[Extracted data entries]
^^^^^^^^
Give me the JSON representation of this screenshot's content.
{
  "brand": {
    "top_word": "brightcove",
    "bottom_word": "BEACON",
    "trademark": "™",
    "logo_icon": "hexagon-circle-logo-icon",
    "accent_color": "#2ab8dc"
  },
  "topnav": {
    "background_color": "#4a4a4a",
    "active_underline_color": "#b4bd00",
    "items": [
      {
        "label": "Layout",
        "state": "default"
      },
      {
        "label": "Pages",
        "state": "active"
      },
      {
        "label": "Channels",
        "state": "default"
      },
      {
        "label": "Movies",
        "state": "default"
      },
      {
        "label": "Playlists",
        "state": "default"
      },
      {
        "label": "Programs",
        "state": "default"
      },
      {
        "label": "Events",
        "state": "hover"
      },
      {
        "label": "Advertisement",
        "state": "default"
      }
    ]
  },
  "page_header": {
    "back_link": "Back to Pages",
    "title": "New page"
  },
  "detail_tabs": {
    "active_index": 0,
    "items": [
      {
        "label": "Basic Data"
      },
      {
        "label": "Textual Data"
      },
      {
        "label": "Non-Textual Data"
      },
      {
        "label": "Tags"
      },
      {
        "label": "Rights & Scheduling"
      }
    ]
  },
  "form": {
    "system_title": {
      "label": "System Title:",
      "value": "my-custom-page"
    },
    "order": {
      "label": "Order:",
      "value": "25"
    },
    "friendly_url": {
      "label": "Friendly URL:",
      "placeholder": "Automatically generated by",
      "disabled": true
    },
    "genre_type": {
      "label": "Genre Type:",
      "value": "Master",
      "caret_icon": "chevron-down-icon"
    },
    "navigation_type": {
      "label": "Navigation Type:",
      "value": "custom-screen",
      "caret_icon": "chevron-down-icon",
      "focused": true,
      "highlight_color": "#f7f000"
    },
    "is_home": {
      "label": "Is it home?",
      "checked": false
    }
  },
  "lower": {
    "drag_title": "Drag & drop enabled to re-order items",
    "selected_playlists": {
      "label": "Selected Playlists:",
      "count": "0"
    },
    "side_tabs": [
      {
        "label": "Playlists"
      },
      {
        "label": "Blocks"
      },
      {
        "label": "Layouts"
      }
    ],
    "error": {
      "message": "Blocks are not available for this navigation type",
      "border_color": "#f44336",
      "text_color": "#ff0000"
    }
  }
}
^^^^^^^^
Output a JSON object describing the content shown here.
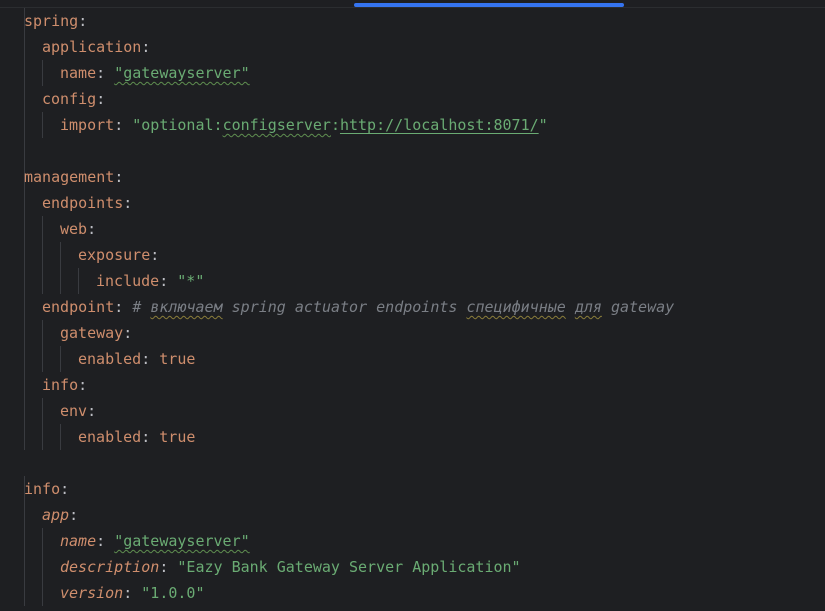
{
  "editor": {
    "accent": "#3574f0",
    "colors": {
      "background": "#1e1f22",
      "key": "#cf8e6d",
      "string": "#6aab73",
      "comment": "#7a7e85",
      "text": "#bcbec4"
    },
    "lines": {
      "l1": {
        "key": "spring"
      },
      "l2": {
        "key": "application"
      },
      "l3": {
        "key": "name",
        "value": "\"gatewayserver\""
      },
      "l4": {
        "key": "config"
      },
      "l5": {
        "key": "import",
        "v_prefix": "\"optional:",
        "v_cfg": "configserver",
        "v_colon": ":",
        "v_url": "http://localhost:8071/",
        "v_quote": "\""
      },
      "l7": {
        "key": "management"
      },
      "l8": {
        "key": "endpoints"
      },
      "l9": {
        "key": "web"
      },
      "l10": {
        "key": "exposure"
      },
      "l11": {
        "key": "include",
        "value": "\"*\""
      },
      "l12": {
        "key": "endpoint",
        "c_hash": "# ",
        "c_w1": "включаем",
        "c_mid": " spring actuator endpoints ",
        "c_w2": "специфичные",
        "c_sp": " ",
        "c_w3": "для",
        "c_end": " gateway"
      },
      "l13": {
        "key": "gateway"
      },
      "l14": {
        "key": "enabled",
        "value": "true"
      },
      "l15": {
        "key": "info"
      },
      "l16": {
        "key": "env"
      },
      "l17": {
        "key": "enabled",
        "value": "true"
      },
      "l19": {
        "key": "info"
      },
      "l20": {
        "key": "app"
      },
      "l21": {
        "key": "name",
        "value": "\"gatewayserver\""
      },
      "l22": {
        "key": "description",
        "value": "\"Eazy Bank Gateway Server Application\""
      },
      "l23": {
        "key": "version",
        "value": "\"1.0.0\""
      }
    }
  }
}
^^^^^^^^
• **PROBLEM STATEMENT**
Determine how many lines of the data contain "chevron" and give nothing but that number.

• **OUTPUT FOR THIS TASK**
2